● Task instructions:
Say how many lines of the material below contain the word "name", with no other words.
-- begin Data to process --
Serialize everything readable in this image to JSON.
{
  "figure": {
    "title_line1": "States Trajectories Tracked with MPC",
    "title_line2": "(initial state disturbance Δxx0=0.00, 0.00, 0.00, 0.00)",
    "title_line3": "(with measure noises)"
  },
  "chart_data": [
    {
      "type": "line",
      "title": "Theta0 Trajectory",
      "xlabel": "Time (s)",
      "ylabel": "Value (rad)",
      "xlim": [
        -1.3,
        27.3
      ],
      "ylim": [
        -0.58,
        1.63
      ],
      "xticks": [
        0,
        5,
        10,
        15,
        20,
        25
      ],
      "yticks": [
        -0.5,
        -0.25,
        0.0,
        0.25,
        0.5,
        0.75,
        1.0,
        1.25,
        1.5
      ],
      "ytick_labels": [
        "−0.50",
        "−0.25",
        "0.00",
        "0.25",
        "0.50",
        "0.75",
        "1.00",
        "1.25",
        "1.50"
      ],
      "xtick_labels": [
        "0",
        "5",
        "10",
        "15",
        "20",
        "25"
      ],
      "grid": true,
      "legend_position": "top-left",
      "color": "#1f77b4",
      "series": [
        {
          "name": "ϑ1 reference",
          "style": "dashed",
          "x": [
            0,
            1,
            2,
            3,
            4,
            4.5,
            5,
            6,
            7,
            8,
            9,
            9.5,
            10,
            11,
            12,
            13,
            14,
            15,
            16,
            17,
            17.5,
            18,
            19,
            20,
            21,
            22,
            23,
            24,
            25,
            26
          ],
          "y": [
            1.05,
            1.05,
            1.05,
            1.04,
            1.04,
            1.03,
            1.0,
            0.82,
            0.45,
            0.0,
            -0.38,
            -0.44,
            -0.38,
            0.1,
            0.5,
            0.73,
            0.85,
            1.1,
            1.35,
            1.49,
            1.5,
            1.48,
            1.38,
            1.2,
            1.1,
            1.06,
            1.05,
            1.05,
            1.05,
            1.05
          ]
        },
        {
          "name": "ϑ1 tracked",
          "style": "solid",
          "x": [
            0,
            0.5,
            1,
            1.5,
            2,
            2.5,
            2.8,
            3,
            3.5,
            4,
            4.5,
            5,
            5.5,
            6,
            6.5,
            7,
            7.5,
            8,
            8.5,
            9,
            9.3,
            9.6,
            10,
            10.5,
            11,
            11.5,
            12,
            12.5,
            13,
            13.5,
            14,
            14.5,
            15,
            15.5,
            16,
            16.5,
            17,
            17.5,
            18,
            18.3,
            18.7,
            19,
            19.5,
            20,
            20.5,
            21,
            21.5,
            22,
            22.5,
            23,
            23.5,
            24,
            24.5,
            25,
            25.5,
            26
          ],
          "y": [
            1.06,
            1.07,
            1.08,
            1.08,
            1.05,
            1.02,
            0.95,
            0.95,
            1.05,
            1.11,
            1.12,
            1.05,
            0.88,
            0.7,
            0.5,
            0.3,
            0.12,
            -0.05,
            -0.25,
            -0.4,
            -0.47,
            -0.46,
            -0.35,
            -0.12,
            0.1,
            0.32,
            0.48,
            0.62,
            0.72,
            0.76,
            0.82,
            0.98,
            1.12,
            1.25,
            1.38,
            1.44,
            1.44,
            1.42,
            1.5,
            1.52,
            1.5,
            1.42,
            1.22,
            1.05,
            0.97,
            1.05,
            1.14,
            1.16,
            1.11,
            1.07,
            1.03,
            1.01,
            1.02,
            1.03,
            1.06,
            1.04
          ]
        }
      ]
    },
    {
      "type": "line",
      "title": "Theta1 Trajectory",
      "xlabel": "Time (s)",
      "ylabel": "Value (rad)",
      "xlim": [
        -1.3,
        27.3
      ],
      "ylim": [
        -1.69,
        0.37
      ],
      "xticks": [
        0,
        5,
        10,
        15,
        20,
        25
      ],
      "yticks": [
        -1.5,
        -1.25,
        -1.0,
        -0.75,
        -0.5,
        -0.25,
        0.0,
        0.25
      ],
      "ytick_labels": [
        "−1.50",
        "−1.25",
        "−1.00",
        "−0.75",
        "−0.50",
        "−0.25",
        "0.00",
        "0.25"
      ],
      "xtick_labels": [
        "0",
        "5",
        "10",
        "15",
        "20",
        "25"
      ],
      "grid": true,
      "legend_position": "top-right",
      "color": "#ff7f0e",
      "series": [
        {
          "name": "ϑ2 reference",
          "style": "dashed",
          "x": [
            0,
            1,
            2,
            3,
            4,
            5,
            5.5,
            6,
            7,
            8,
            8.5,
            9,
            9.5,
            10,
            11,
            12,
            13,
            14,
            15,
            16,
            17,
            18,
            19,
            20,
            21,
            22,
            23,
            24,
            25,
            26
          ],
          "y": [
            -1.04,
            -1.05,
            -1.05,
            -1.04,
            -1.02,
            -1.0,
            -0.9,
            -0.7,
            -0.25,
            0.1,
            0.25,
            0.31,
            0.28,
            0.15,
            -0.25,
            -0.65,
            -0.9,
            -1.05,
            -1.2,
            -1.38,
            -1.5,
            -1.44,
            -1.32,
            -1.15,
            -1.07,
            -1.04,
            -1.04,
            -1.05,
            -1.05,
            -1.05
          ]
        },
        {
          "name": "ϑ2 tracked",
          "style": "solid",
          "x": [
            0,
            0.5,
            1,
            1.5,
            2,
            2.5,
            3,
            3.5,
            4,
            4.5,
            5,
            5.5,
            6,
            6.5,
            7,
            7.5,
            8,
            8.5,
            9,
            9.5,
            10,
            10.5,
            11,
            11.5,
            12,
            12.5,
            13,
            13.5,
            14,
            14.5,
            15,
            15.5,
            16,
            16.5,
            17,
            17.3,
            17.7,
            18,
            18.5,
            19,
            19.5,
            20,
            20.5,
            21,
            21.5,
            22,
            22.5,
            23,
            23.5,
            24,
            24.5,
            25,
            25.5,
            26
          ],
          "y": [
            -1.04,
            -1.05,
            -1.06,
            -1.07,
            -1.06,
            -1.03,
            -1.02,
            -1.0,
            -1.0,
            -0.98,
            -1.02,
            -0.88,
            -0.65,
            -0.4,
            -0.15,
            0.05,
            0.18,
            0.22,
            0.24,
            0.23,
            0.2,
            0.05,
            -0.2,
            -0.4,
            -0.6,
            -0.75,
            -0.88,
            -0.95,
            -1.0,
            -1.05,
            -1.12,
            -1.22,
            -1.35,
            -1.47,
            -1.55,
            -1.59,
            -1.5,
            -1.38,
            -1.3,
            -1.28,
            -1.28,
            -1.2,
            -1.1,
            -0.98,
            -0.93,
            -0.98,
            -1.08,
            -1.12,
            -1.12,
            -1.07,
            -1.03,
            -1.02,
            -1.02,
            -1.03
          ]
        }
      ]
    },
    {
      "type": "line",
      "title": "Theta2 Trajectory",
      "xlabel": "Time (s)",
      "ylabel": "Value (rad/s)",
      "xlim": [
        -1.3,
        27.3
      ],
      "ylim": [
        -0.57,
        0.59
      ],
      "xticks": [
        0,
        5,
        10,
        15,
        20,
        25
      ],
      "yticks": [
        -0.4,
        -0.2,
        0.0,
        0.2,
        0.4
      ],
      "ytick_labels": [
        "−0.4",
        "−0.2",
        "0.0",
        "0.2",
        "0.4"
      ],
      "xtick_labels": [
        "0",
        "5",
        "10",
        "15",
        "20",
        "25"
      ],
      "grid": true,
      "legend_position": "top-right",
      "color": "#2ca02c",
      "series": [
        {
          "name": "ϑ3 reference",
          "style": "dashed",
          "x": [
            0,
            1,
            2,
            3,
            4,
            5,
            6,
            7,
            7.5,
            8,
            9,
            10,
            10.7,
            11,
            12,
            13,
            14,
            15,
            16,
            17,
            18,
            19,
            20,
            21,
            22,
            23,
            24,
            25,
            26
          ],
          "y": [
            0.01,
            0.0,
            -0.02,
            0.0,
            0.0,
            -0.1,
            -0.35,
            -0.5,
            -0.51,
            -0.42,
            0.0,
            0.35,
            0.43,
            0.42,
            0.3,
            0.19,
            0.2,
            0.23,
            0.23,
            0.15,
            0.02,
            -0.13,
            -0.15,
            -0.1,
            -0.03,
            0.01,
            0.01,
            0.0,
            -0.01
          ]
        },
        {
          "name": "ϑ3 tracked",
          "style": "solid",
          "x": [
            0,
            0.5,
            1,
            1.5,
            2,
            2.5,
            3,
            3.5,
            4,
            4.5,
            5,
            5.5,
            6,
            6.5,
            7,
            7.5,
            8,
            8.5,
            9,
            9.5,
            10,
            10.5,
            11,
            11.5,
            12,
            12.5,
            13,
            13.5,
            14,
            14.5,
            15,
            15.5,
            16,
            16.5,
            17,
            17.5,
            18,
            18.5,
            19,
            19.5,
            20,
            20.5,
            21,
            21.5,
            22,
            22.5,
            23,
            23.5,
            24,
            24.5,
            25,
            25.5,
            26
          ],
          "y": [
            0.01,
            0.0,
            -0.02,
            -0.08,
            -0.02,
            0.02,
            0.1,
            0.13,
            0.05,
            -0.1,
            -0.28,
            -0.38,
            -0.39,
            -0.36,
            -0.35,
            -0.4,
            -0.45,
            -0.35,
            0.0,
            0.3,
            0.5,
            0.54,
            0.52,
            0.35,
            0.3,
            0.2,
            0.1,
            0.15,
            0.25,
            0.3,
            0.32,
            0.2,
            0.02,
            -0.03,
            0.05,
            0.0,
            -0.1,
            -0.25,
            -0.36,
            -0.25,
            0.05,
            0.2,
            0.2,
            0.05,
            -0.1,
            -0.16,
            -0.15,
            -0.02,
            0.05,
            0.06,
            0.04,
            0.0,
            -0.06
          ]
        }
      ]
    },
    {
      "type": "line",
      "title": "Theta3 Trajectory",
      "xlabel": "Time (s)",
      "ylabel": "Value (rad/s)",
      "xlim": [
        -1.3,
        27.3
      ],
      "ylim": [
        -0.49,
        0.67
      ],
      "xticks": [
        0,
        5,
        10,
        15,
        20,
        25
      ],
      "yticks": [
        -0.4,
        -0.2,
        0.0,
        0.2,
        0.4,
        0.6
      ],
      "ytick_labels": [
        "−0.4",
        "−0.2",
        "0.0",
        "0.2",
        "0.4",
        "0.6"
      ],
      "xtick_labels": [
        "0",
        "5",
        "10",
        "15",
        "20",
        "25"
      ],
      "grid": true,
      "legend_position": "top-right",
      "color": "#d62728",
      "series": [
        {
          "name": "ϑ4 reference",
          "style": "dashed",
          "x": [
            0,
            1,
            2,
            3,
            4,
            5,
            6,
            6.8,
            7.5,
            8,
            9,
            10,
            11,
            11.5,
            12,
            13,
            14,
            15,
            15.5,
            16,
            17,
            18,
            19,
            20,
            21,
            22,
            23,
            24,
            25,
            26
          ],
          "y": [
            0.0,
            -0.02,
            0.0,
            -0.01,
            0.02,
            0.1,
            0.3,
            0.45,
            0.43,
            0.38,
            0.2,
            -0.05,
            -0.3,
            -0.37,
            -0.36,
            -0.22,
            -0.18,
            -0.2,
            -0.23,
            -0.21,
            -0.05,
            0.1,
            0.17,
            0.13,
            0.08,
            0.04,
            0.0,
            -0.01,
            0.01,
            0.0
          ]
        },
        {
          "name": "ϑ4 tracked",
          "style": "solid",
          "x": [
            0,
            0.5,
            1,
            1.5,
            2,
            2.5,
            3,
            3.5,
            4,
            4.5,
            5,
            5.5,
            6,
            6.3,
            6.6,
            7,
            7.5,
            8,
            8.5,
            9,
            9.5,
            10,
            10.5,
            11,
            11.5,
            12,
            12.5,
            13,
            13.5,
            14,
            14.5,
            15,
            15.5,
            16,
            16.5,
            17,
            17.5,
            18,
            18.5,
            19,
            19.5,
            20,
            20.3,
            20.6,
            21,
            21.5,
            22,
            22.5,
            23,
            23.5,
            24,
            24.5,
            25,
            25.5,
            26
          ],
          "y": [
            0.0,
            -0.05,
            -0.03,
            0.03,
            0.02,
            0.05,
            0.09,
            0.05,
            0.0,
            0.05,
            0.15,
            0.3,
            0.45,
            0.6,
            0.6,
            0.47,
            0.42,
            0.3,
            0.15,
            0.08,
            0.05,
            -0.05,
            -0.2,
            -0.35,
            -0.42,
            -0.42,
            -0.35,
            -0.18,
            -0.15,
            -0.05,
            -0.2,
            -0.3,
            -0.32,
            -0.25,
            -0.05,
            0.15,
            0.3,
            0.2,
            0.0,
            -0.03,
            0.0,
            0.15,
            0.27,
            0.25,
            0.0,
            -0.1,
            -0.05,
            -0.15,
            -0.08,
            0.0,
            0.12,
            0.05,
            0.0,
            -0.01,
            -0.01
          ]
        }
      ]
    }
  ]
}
-- end Data to process --
● Expected answer:
8